▶ Entries supplied:
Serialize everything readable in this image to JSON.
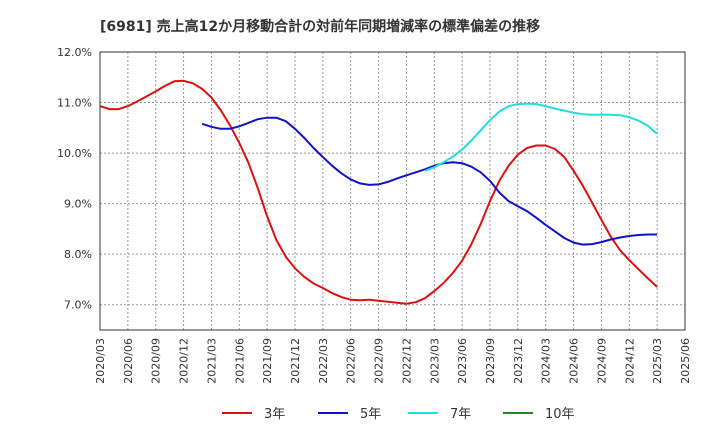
{
  "chart_data": {
    "type": "line",
    "title": "[6981]  売上高12か月移動合計の対前年同期増減率の標準偏差の推移",
    "xlabel": "",
    "ylabel": "",
    "ylim": [
      6.5,
      12.0
    ],
    "yticks": [
      "12.0%",
      "11.0%",
      "10.0%",
      "9.0%",
      "8.0%",
      "7.0%"
    ],
    "ytick_values": [
      12.0,
      11.0,
      10.0,
      9.0,
      8.0,
      7.0
    ],
    "x_ticks": [
      "2020/03",
      "2020/06",
      "2020/09",
      "2020/12",
      "2021/03",
      "2021/06",
      "2021/09",
      "2021/12",
      "2022/03",
      "2022/06",
      "2022/09",
      "2022/12",
      "2023/03",
      "2023/06",
      "2023/09",
      "2023/12",
      "2024/03",
      "2024/06",
      "2024/09",
      "2024/12",
      "2025/03",
      "2025/06"
    ],
    "grid": "dotted",
    "legend_position": "bottom",
    "series": [
      {
        "name": "3年",
        "color": "#dd1111",
        "points": [
          [
            "2020/03",
            10.93
          ],
          [
            "2020/04",
            10.87
          ],
          [
            "2020/05",
            10.87
          ],
          [
            "2020/06",
            10.93
          ],
          [
            "2020/07",
            11.02
          ],
          [
            "2020/08",
            11.12
          ],
          [
            "2020/09",
            11.22
          ],
          [
            "2020/10",
            11.33
          ],
          [
            "2020/11",
            11.42
          ],
          [
            "2020/12",
            11.43
          ],
          [
            "2021/01",
            11.38
          ],
          [
            "2021/02",
            11.27
          ],
          [
            "2021/03",
            11.1
          ],
          [
            "2021/04",
            10.85
          ],
          [
            "2021/05",
            10.55
          ],
          [
            "2021/06",
            10.2
          ],
          [
            "2021/07",
            9.8
          ],
          [
            "2021/08",
            9.3
          ],
          [
            "2021/09",
            8.75
          ],
          [
            "2021/10",
            8.28
          ],
          [
            "2021/11",
            7.95
          ],
          [
            "2021/12",
            7.72
          ],
          [
            "2021/01b",
            7.55
          ],
          [
            "2022/02",
            7.42
          ],
          [
            "2022/03",
            7.33
          ],
          [
            "2022/04",
            7.23
          ],
          [
            "2022/05",
            7.15
          ],
          [
            "2022/06",
            7.1
          ],
          [
            "2022/07",
            7.09
          ],
          [
            "2022/08",
            7.1
          ],
          [
            "2022/09",
            7.08
          ],
          [
            "2022/10",
            7.06
          ],
          [
            "2022/11",
            7.04
          ],
          [
            "2022/12",
            7.02
          ],
          [
            "2023/01",
            7.05
          ],
          [
            "2023/02",
            7.13
          ],
          [
            "2023/03",
            7.27
          ],
          [
            "2023/04",
            7.43
          ],
          [
            "2023/05",
            7.63
          ],
          [
            "2023/06",
            7.87
          ],
          [
            "2023/07",
            8.2
          ],
          [
            "2023/08",
            8.6
          ],
          [
            "2023/09",
            9.05
          ],
          [
            "2023/10",
            9.45
          ],
          [
            "2023/11",
            9.75
          ],
          [
            "2023/12",
            9.97
          ],
          [
            "2024/01",
            10.1
          ],
          [
            "2024/02",
            10.15
          ],
          [
            "2024/03",
            10.15
          ],
          [
            "2024/04",
            10.08
          ],
          [
            "2024/05",
            9.92
          ],
          [
            "2024/06",
            9.65
          ],
          [
            "2024/07",
            9.35
          ],
          [
            "2024/08",
            9.02
          ],
          [
            "2024/09",
            8.68
          ],
          [
            "2024/10",
            8.35
          ],
          [
            "2024/11",
            8.08
          ],
          [
            "2024/12",
            7.88
          ],
          [
            "2025/01",
            7.7
          ],
          [
            "2025/02",
            7.52
          ],
          [
            "2025/03",
            7.35
          ]
        ]
      },
      {
        "name": "5年",
        "color": "#1111cc",
        "points": [
          [
            "2021/02",
            10.58
          ],
          [
            "2021/03",
            10.52
          ],
          [
            "2021/04",
            10.48
          ],
          [
            "2021/05",
            10.48
          ],
          [
            "2021/06",
            10.53
          ],
          [
            "2021/07",
            10.6
          ],
          [
            "2021/08",
            10.67
          ],
          [
            "2021/09",
            10.7
          ],
          [
            "2021/10",
            10.7
          ],
          [
            "2021/11",
            10.63
          ],
          [
            "2021/12",
            10.48
          ],
          [
            "2022/01",
            10.3
          ],
          [
            "2022/02",
            10.1
          ],
          [
            "2022/03",
            9.92
          ],
          [
            "2022/04",
            9.75
          ],
          [
            "2022/05",
            9.6
          ],
          [
            "2022/06",
            9.48
          ],
          [
            "2022/07",
            9.4
          ],
          [
            "2022/08",
            9.37
          ],
          [
            "2022/09",
            9.38
          ],
          [
            "2022/10",
            9.43
          ],
          [
            "2022/11",
            9.5
          ],
          [
            "2022/12",
            9.56
          ],
          [
            "2023/01",
            9.62
          ],
          [
            "2023/02",
            9.68
          ],
          [
            "2023/03",
            9.75
          ],
          [
            "2023/04",
            9.8
          ],
          [
            "2023/05",
            9.82
          ],
          [
            "2023/06",
            9.8
          ],
          [
            "2023/07",
            9.73
          ],
          [
            "2023/08",
            9.62
          ],
          [
            "2023/09",
            9.45
          ],
          [
            "2023/10",
            9.22
          ],
          [
            "2023/11",
            9.05
          ],
          [
            "2023/12",
            8.95
          ],
          [
            "2024/01",
            8.85
          ],
          [
            "2024/02",
            8.72
          ],
          [
            "2024/03",
            8.58
          ],
          [
            "2024/04",
            8.45
          ],
          [
            "2024/05",
            8.32
          ],
          [
            "2024/06",
            8.23
          ],
          [
            "2024/07",
            8.19
          ],
          [
            "2024/08",
            8.2
          ],
          [
            "2024/09",
            8.24
          ],
          [
            "2024/10",
            8.29
          ],
          [
            "2024/11",
            8.33
          ],
          [
            "2024/12",
            8.36
          ],
          [
            "2025/01",
            8.38
          ],
          [
            "2025/02",
            8.39
          ],
          [
            "2025/03",
            8.39
          ]
        ]
      },
      {
        "name": "7年",
        "color": "#22dddd",
        "points": [
          [
            "2023/02",
            9.65
          ],
          [
            "2023/03",
            9.72
          ],
          [
            "2023/04",
            9.82
          ],
          [
            "2023/05",
            9.93
          ],
          [
            "2023/06",
            10.07
          ],
          [
            "2023/07",
            10.25
          ],
          [
            "2023/08",
            10.45
          ],
          [
            "2023/09",
            10.65
          ],
          [
            "2023/10",
            10.82
          ],
          [
            "2023/11",
            10.93
          ],
          [
            "2023/12",
            10.97
          ],
          [
            "2024/01",
            10.98
          ],
          [
            "2024/02",
            10.97
          ],
          [
            "2024/03",
            10.93
          ],
          [
            "2024/04",
            10.88
          ],
          [
            "2024/05",
            10.84
          ],
          [
            "2024/06",
            10.8
          ],
          [
            "2024/07",
            10.77
          ],
          [
            "2024/08",
            10.76
          ],
          [
            "2024/09",
            10.76
          ],
          [
            "2024/10",
            10.76
          ],
          [
            "2024/11",
            10.75
          ],
          [
            "2024/12",
            10.71
          ],
          [
            "2025/01",
            10.64
          ],
          [
            "2025/02",
            10.54
          ],
          [
            "2025/03",
            10.38
          ]
        ]
      },
      {
        "name": "10年",
        "color": "#228822",
        "points": []
      }
    ]
  }
}
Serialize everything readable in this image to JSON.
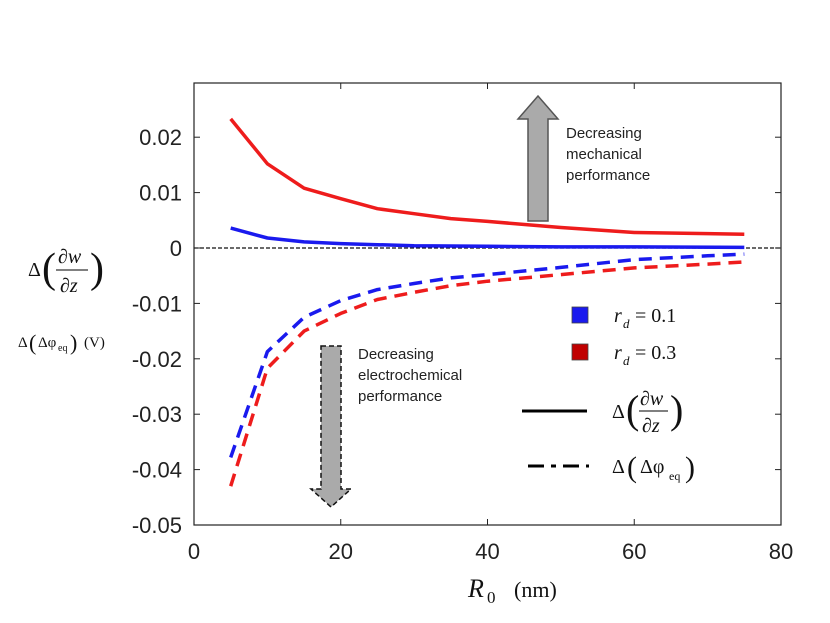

▶ Work to do: Leave out the pictures and transcribe the entries above exactly.

▶ Expected answer:
Serialize everything readable in this image to JSON.
{
  "chart_data": {
    "type": "line",
    "title": "[6981]  売上高12か月移動合計の対前年同期増減率の標準偏差の推移",
    "xlabel": "",
    "ylabel": "",
    "ylim": [
      6.5,
      12.0
    ],
    "yticks": [
      "12.0%",
      "11.0%",
      "10.0%",
      "9.0%",
      "8.0%",
      "7.0%"
    ],
    "ytick_values": [
      12.0,
      11.0,
      10.0,
      9.0,
      8.0,
      7.0
    ],
    "x_ticks": [
      "2020/03",
      "2020/06",
      "2020/09",
      "2020/12",
      "2021/03",
      "2021/06",
      "2021/09",
      "2021/12",
      "2022/03",
      "2022/06",
      "2022/09",
      "2022/12",
      "2023/03",
      "2023/06",
      "2023/09",
      "2023/12",
      "2024/03",
      "2024/06",
      "2024/09",
      "2024/12",
      "2025/03",
      "2025/06"
    ],
    "grid": "dotted",
    "legend_position": "bottom",
    "series": [
      {
        "name": "3年",
        "color": "#dd1111",
        "points": [
          [
            "2020/03",
            10.93
          ],
          [
            "2020/04",
            10.87
          ],
          [
            "2020/05",
            10.87
          ],
          [
            "2020/06",
            10.93
          ],
          [
            "2020/07",
            11.02
          ],
          [
            "2020/08",
            11.12
          ],
          [
            "2020/09",
            11.22
          ],
          [
            "2020/10",
            11.33
          ],
          [
            "2020/11",
            11.42
          ],
          [
            "2020/12",
            11.43
          ],
          [
            "2021/01",
            11.38
          ],
          [
            "2021/02",
            11.27
          ],
          [
            "2021/03",
            11.1
          ],
          [
            "2021/04",
            10.85
          ],
          [
            "2021/05",
            10.55
          ],
          [
            "2021/06",
            10.2
          ],
          [
            "2021/07",
            9.8
          ],
          [
            "2021/08",
            9.3
          ],
          [
            "2021/09",
            8.75
          ],
          [
            "2021/10",
            8.28
          ],
          [
            "2021/11",
            7.95
          ],
          [
            "2021/12",
            7.72
          ],
          [
            "2021/01b",
            7.55
          ],
          [
            "2022/02",
            7.42
          ],
          [
            "2022/03",
            7.33
          ],
          [
            "2022/04",
            7.23
          ],
          [
            "2022/05",
            7.15
          ],
          [
            "2022/06",
            7.1
          ],
          [
            "2022/07",
            7.09
          ],
          [
            "2022/08",
            7.1
          ],
          [
            "2022/09",
            7.08
          ],
          [
            "2022/10",
            7.06
          ],
          [
            "2022/11",
            7.04
          ],
          [
            "2022/12",
            7.02
          ],
          [
            "2023/01",
            7.05
          ],
          [
            "2023/02",
            7.13
          ],
          [
            "2023/03",
            7.27
          ],
          [
            "2023/04",
            7.43
          ],
          [
            "2023/05",
            7.63
          ],
          [
            "2023/06",
            7.87
          ],
          [
            "2023/07",
            8.2
          ],
          [
            "2023/08",
            8.6
          ],
          [
            "2023/09",
            9.05
          ],
          [
            "2023/10",
            9.45
          ],
          [
            "2023/11",
            9.75
          ],
          [
            "2023/12",
            9.97
          ],
          [
            "2024/01",
            10.1
          ],
          [
            "2024/02",
            10.15
          ],
          [
            "2024/03",
            10.15
          ],
          [
            "2024/04",
            10.08
          ],
          [
            "2024/05",
            9.92
          ],
          [
            "2024/06",
            9.65
          ],
          [
            "2024/07",
            9.35
          ],
          [
            "2024/08",
            9.02
          ],
          [
            "2024/09",
            8.68
          ],
          [
            "2024/10",
            8.35
          ],
          [
            "2024/11",
            8.08
          ],
          [
            "2024/12",
            7.88
          ],
          [
            "2025/01",
            7.7
          ],
          [
            "2025/02",
            7.52
          ],
          [
            "2025/03",
            7.35
          ]
        ]
      },
      {
        "name": "5年",
        "color": "#1111cc",
        "points": [
          [
            "2021/02",
            10.58
          ],
          [
            "2021/03",
            10.52
          ],
          [
            "2021/04",
            10.48
          ],
          [
            "2021/05",
            10.48
          ],
          [
            "2021/06",
            10.53
          ],
          [
            "2021/07",
            10.6
          ],
          [
            "2021/08",
            10.67
          ],
          [
            "2021/09",
            10.7
          ],
          [
            "2021/10",
            10.7
          ],
          [
            "2021/11",
            10.63
          ],
          [
            "2021/12",
            10.48
          ],
          [
            "2022/01",
            10.3
          ],
          [
            "2022/02",
            10.1
          ],
          [
            "2022/03",
            9.92
          ],
          [
            "2022/04",
            9.75
          ],
          [
            "2022/05",
            9.6
          ],
          [
            "2022/06",
            9.48
          ],
          [
            "2022/07",
            9.4
          ],
          [
            "2022/08",
            9.37
          ],
          [
            "2022/09",
            9.38
          ],
          [
            "2022/10",
            9.43
          ],
          [
            "2022/11",
            9.5
          ],
          [
            "2022/12",
            9.56
          ],
          [
            "2023/01",
            9.62
          ],
          [
            "2023/02",
            9.68
          ],
          [
            "2023/03",
            9.75
          ],
          [
            "2023/04",
            9.8
          ],
          [
            "2023/05",
            9.82
          ],
          [
            "2023/06",
            9.8
          ],
          [
            "2023/07",
            9.73
          ],
          [
            "2023/08",
            9.62
          ],
          [
            "2023/09",
            9.45
          ],
          [
            "2023/10",
            9.22
          ],
          [
            "2023/11",
            9.05
          ],
          [
            "2023/12",
            8.95
          ],
          [
            "2024/01",
            8.85
          ],
          [
            "2024/02",
            8.72
          ],
          [
            "2024/03",
            8.58
          ],
          [
            "2024/04",
            8.45
          ],
          [
            "2024/05",
            8.32
          ],
          [
            "2024/06",
            8.23
          ],
          [
            "2024/07",
            8.19
          ],
          [
            "2024/08",
            8.2
          ],
          [
            "2024/09",
            8.24
          ],
          [
            "2024/10",
            8.29
          ],
          [
            "2024/11",
            8.33
          ],
          [
            "2024/12",
            8.36
          ],
          [
            "2025/01",
            8.38
          ],
          [
            "2025/02",
            8.39
          ],
          [
            "2025/03",
            8.39
          ]
        ]
      },
      {
        "name": "7年",
        "color": "#22dddd",
        "points": [
          [
            "2023/02",
            9.65
          ],
          [
            "2023/03",
            9.72
          ],
          [
            "2023/04",
            9.82
          ],
          [
            "2023/05",
            9.93
          ],
          [
            "2023/06",
            10.07
          ],
          [
            "2023/07",
            10.25
          ],
          [
            "2023/08",
            10.45
          ],
          [
            "2023/09",
            10.65
          ],
          [
            "2023/10",
            10.82
          ],
          [
            "2023/11",
            10.93
          ],
          [
            "2023/12",
            10.97
          ],
          [
            "2024/01",
            10.98
          ],
          [
            "2024/02",
            10.97
          ],
          [
            "2024/03",
            10.93
          ],
          [
            "2024/04",
            10.88
          ],
          [
            "2024/05",
            10.84
          ],
          [
            "2024/06",
            10.8
          ],
          [
            "2024/07",
            10.77
          ],
          [
            "2024/08",
            10.76
          ],
          [
            "2024/09",
            10.76
          ],
          [
            "2024/10",
            10.76
          ],
          [
            "2024/11",
            10.75
          ],
          [
            "2024/12",
            10.71
          ],
          [
            "2025/01",
            10.64
          ],
          [
            "2025/02",
            10.54
          ],
          [
            "2025/03",
            10.38
          ]
        ]
      },
      {
        "name": "10年",
        "color": "#228822",
        "points": []
      }
    ]
  }
}
Serialize everything readable in this image to JSON.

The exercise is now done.